The problem
Give back all the data exactly, line by line.

Information shown

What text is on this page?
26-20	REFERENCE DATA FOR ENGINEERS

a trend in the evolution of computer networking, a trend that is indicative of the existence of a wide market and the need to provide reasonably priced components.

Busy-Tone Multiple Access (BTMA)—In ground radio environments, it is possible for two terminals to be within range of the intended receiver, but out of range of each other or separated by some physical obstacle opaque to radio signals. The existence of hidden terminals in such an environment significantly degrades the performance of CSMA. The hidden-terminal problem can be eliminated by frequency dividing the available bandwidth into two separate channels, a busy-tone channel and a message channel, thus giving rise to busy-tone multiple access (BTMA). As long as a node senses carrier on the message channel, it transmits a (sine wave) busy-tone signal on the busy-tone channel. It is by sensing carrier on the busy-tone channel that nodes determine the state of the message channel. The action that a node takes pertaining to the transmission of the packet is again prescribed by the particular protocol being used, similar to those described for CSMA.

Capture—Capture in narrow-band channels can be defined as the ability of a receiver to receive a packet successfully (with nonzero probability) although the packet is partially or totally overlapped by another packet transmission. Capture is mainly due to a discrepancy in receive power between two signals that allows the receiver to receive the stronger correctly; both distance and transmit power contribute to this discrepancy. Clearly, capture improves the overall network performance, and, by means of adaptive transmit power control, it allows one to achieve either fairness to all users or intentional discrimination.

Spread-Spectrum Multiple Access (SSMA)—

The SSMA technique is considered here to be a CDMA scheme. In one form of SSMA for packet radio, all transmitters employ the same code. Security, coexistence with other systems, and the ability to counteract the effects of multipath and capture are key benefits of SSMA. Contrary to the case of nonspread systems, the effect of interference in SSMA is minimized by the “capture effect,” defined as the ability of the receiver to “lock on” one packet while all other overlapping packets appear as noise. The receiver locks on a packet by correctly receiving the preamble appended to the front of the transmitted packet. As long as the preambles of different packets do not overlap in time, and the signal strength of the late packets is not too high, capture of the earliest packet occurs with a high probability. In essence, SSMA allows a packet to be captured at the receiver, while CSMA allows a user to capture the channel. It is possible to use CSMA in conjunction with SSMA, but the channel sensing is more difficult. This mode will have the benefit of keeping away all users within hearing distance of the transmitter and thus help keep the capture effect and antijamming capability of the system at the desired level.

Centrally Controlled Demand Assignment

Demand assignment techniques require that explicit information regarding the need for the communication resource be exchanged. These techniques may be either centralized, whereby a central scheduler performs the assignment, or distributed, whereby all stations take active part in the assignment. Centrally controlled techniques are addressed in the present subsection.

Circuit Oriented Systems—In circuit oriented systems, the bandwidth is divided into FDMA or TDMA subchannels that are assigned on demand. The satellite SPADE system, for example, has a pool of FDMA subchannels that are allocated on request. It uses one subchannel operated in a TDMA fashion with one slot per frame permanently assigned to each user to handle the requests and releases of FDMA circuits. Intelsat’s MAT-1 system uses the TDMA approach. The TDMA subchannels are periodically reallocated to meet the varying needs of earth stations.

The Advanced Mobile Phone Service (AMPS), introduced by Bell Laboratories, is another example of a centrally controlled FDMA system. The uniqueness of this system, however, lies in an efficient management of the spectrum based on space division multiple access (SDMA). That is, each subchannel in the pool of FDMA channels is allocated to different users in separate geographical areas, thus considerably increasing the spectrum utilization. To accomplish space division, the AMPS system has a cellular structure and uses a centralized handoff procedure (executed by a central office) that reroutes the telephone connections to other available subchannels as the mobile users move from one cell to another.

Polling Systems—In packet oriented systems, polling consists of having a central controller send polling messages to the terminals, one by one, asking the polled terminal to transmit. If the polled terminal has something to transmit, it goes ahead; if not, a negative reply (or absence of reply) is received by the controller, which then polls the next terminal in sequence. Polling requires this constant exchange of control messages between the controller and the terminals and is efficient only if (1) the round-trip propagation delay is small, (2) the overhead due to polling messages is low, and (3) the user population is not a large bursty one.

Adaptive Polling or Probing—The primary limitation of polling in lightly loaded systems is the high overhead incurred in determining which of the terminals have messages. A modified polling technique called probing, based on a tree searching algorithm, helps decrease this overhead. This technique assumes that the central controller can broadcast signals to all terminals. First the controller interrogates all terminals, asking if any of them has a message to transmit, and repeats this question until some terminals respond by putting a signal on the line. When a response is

Complete answer
What text is on this page?
26-20	REFERENCE DATA FOR ENGINEERS

a trend in the evolution of computer networking, a trend that is indicative of the existence of a wide market and the need to provide reasonably priced components.

Busy-Tone Multiple Access (BTMA)—In ground radio environments, it is possible for two terminals to be within range of the intended receiver, but out of range of each other or separated by some physical obstacle opaque to radio signals. The existence of hidden terminals in such an environment significantly degrades the performance of CSMA. The hidden-terminal problem can be eliminated by frequency dividing the available bandwidth into two separate channels, a busy-tone channel and a message channel, thus giving rise to busy-tone multiple access (BTMA). As long as a node senses carrier on the message channel, it transmits a (sine wave) busy-tone signal on the busy-tone channel. It is by sensing carrier on the busy-tone channel that nodes determine the state of the message channel. The action that a node takes pertaining to the transmission of the packet is again prescribed by the particular protocol being used, similar to those described for CSMA.

Capture—Capture in narrow-band channels can be defined as the ability of a receiver to receive a packet successfully (with nonzero probability) although the packet is partially or totally overlapped by another packet transmission. Capture is mainly due to a discrepancy in receive power between two signals that allows the receiver to receive the stronger correctly; both distance and transmit power contribute to this discrepancy. Clearly, capture improves the overall network performance, and, by means of adaptive transmit power control, it allows one to achieve either fairness to all users or intentional discrimination.

Spread-Spectrum Multiple Access (SSMA)—

The SSMA technique is considered here to be a CDMA scheme. In one form of SSMA for packet radio, all transmitters employ the same code. Security, coexistence with other systems, and the ability to counteract the effects of multipath and capture are key benefits of SSMA. Contrary to the case of nonspread systems, the effect of interference in SSMA is minimized by the “capture effect,” defined as the ability of the receiver to “lock on” one packet while all other overlapping packets appear as noise. The receiver locks on a packet by correctly receiving the preamble appended to the front of the transmitted packet. As long as the preambles of different packets do not overlap in time, and the signal strength of the late packets is not too high, capture of the earliest packet occurs with a high probability. In essence, SSMA allows a packet to be captured at the receiver, while CSMA allows a user to capture the channel. It is possible to use CSMA in conjunction with SSMA, but the channel sensing is more difficult. This mode will have the benefit of keeping away all users within hearing distance of the transmitter and thus help keep the capture effect and antijamming capability of the system at the desired level.

Centrally Controlled Demand Assignment

Demand assignment techniques require that explicit information regarding the need for the communication resource be exchanged. These techniques may be either centralized, whereby a central scheduler performs the assignment, or distributed, whereby all stations take active part in the assignment. Centrally controlled techniques are addressed in the present subsection.

Circuit Oriented Systems—In circuit oriented systems, the bandwidth is divided into FDMA or TDMA subchannels that are assigned on demand. The satellite SPADE system, for example, has a pool of FDMA subchannels that are allocated on request. It uses one subchannel operated in a TDMA fashion with one slot per frame permanently assigned to each user to handle the requests and releases of FDMA circuits. Intelsat’s MAT-1 system uses the TDMA approach. The TDMA subchannels are periodically reallocated to meet the varying needs of earth stations.

The Advanced Mobile Phone Service (AMPS), introduced by Bell Laboratories, is another example of a centrally controlled FDMA system. The uniqueness of this system, however, lies in an efficient management of the spectrum based on space division multiple access (SDMA). That is, each subchannel in the pool of FDMA channels is allocated to different users in separate geographical areas, thus considerably increasing the spectrum utilization. To accomplish space division, the AMPS system has a cellular structure and uses a centralized handoff procedure (executed by a central office) that reroutes the telephone connections to other available subchannels as the mobile users move from one cell to another.

Polling Systems—In packet oriented systems, polling consists of having a central controller send polling messages to the terminals, one by one, asking the polled terminal to transmit. If the polled terminal has something to transmit, it goes ahead; if not, a negative reply (or absence of reply) is received by the controller, which then polls the next terminal in sequence. Polling requires this constant exchange of control messages between the controller and the terminals and is efficient only if (1) the round-trip propagation delay is small, (2) the overhead due to polling messages is low, and (3) the user population is not a large bursty one.

Adaptive Polling or Probing—The primary limitation of polling in lightly loaded systems is the high overhead incurred in determining which of the terminals have messages. A modified polling technique called probing, based on a tree searching algorithm, helps decrease this overhead. This technique assumes that the central controller can broadcast signals to all terminals. First the controller interrogates all terminals, asking if any of them has a message to transmit, and repeats this question until some terminals respond by putting a signal on the line. When a response is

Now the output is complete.